Task details: Reproduce the entries word for word, and omit any picture you find in them.

Stored items:
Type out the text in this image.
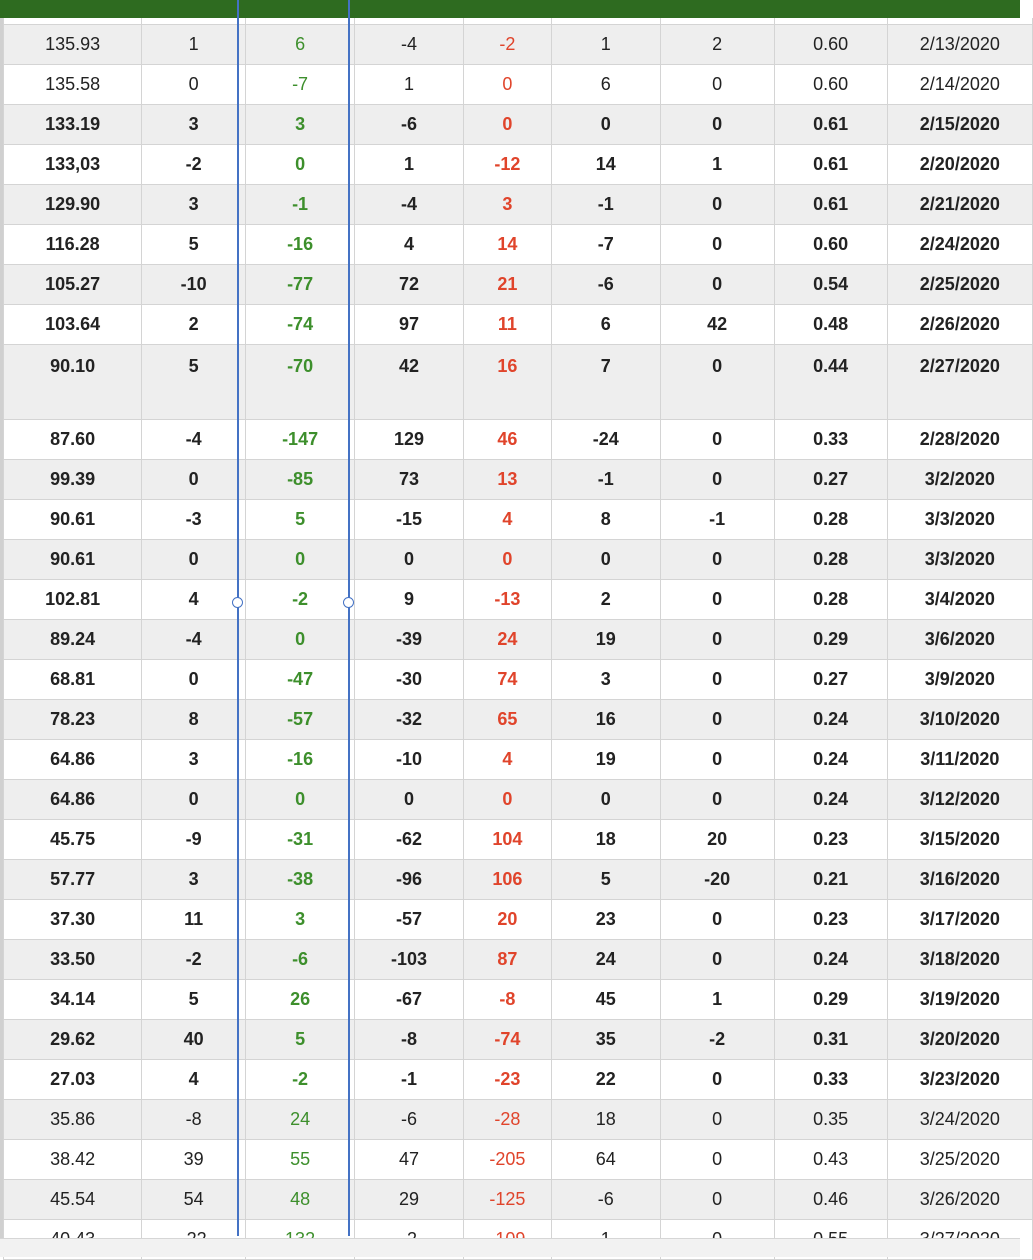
135.93	1	6	-4	-2	1	2	0.60	2/13/2020
135.58	0	-7	1	0	6	0	0.60	2/14/2020
133.19	3	3	-6	0	0	0	0.61	2/15/2020
133,03	-2	0	1	-12	14	1	0.61	2/20/2020
129.90	3	-1	-4	3	-1	0	0.61	2/21/2020
116.28	5	-16	4	14	-7	0	0.60	2/24/2020
105.27	-10	-77	72	21	-6	0	0.54	2/25/2020
103.64	2	-74	97	11	6	42	0.48	2/26/2020
90.10	5	-70	42	16	7	0	0.44	2/27/2020
87.60	-4	-147	129	46	-24	0	0.33	2/28/2020
99.39	0	-85	73	13	-1	0	0.27	3/2/2020
90.61	-3	5	-15	4	8	-1	0.28	3/3/2020
90.61	0	0	0	0	0	0	0.28	3/3/2020
102.81	4	-2	9	-13	2	0	0.28	3/4/2020
89.24	-4	0	-39	24	19	0	0.29	3/6/2020
68.81	0	-47	-30	74	3	0	0.27	3/9/2020
78.23	8	-57	-32	65	16	0	0.24	3/10/2020
64.86	3	-16	-10	4	19	0	0.24	3/11/2020
64.86	0	0	0	0	0	0	0.24	3/12/2020
45.75	-9	-31	-62	104	18	20	0.23	3/15/2020
57.77	3	-38	-96	106	5	-20	0.21	3/16/2020
37.30	11	3	-57	20	23	0	0.23	3/17/2020
33.50	-2	-6	-103	87	24	0	0.24	3/18/2020
34.14	5	26	-67	-8	45	1	0.29	3/19/2020
29.62	40	5	-8	-74	35	-2	0.31	3/20/2020
27.03	4	-2	-1	-23	22	0	0.33	3/23/2020
35.86	-8	24	-6	-28	18	0	0.35	3/24/2020
38.42	39	55	47	-205	64	0	0.43	3/25/2020
45.54	54	48	29	-125	-6	0	0.46	3/26/2020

The answer:
Type out the text in this image.
135.93	1	6	-4	-2	1	2	0.60	2/13/2020
135.58	0	-7	1	0	6	0	0.60	2/14/2020
133.19	3	3	-6	0	0	0	0.61	2/15/2020
133,03	-2	0	1	-12	14	1	0.61	2/20/2020
129.90	3	-1	-4	3	-1	0	0.61	2/21/2020
116.28	5	-16	4	14	-7	0	0.60	2/24/2020
105.27	-10	-77	72	21	-6	0	0.54	2/25/2020
103.64	2	-74	97	11	6	42	0.48	2/26/2020
90.10	5	-70	42	16	7	0	0.44	2/27/2020
87.60	-4	-147	129	46	-24	0	0.33	2/28/2020
99.39	0	-85	73	13	-1	0	0.27	3/2/2020
90.61	-3	5	-15	4	8	-1	0.28	3/3/2020
90.61	0	0	0	0	0	0	0.28	3/3/2020
102.81	4	-2	9	-13	2	0	0.28	3/4/2020
89.24	-4	0	-39	24	19	0	0.29	3/6/2020
68.81	0	-47	-30	74	3	0	0.27	3/9/2020
78.23	8	-57	-32	65	16	0	0.24	3/10/2020
64.86	3	-16	-10	4	19	0	0.24	3/11/2020
64.86	0	0	0	0	0	0	0.24	3/12/2020
45.75	-9	-31	-62	104	18	20	0.23	3/15/2020
57.77	3	-38	-96	106	5	-20	0.21	3/16/2020
37.30	11	3	-57	20	23	0	0.23	3/17/2020
33.50	-2	-6	-103	87	24	0	0.24	3/18/2020
34.14	5	26	-67	-8	45	1	0.29	3/19/2020
29.62	40	5	-8	-74	35	-2	0.31	3/20/2020
27.03	4	-2	-1	-23	22	0	0.33	3/23/2020
35.86	-8	24	-6	-28	18	0	0.35	3/24/2020
38.42	39	55	47	-205	64	0	0.43	3/25/2020
45.54	54	48	29	-125	-6	0	0.46	3/26/2020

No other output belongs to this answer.